_GOAL_. Edit the lines from the first one through the line containing "- cert-domain-label: 认证域名:: [173, 284, 226, 298]" so that "bounding boxes" becomes "box coordinates", and keep everything else the same.

Spatial layout data

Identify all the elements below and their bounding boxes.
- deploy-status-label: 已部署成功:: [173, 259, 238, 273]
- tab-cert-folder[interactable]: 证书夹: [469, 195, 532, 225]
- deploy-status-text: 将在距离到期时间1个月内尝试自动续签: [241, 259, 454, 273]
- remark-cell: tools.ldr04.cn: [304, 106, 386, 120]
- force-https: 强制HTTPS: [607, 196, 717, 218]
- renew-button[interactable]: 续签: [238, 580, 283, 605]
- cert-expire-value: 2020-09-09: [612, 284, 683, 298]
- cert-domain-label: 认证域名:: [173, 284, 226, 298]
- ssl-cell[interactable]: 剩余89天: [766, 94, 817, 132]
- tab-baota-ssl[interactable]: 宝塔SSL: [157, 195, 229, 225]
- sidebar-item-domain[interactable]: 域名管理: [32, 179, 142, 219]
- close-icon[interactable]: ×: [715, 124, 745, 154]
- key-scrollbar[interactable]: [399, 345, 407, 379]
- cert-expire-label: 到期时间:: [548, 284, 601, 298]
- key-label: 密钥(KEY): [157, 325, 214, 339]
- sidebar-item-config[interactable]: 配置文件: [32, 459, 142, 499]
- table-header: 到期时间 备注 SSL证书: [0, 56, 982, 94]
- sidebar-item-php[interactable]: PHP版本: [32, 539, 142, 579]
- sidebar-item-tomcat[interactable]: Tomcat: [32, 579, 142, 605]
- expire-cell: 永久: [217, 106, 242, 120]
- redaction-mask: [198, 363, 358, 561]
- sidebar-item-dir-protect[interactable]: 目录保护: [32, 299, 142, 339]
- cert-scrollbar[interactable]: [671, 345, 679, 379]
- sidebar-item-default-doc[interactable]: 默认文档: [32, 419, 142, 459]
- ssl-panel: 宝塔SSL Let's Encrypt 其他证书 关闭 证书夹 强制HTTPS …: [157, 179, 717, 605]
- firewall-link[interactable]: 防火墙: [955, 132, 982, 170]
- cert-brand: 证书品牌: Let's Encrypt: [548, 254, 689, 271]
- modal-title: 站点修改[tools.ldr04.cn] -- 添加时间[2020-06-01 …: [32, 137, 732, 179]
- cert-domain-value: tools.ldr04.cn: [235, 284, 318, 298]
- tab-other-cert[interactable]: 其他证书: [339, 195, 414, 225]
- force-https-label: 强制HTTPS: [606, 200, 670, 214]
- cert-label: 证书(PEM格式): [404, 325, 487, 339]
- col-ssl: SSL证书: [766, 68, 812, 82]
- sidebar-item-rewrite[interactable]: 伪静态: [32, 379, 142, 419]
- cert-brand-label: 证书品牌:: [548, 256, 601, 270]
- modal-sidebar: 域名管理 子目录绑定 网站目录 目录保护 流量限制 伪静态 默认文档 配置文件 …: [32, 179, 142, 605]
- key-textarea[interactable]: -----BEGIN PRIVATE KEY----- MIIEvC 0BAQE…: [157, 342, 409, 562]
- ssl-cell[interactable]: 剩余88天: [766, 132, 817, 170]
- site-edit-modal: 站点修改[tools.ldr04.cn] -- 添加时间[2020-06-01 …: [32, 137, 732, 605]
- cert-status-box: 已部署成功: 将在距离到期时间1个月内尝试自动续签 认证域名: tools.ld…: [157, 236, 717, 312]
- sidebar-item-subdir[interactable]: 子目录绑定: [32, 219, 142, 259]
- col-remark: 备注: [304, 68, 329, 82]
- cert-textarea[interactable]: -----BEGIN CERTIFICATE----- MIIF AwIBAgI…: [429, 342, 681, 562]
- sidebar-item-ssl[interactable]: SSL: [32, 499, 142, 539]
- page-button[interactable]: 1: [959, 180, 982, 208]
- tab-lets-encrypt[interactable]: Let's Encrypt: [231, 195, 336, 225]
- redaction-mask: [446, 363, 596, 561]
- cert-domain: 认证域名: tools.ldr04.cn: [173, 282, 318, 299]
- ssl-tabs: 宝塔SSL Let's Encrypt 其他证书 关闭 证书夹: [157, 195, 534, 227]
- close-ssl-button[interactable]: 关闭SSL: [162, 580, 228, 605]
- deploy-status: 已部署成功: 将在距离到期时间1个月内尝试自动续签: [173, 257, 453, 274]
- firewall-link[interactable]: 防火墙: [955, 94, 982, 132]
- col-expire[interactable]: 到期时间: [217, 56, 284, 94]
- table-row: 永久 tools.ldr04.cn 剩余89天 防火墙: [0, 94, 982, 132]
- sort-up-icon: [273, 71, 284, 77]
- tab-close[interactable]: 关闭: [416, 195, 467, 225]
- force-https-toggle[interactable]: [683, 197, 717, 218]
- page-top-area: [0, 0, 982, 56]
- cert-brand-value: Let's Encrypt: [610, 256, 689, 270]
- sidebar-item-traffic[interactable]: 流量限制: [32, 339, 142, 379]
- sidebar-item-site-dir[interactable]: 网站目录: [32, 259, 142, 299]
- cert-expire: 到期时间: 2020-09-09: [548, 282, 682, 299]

_PROBLEM SOLUTION_.
Identify all the elements below and their box coordinates.
- deploy-status-label: 已部署成功:: [173, 259, 238, 273]
- tab-cert-folder[interactable]: 证书夹: [469, 195, 532, 225]
- deploy-status-text: 将在距离到期时间1个月内尝试自动续签: [241, 259, 454, 273]
- remark-cell: tools.ldr04.cn: [304, 106, 386, 120]
- force-https: 强制HTTPS: [607, 196, 717, 218]
- renew-button[interactable]: 续签: [238, 580, 283, 605]
- cert-expire-value: 2020-09-09: [612, 284, 683, 298]
- cert-domain-label: 认证域名:: [173, 284, 226, 298]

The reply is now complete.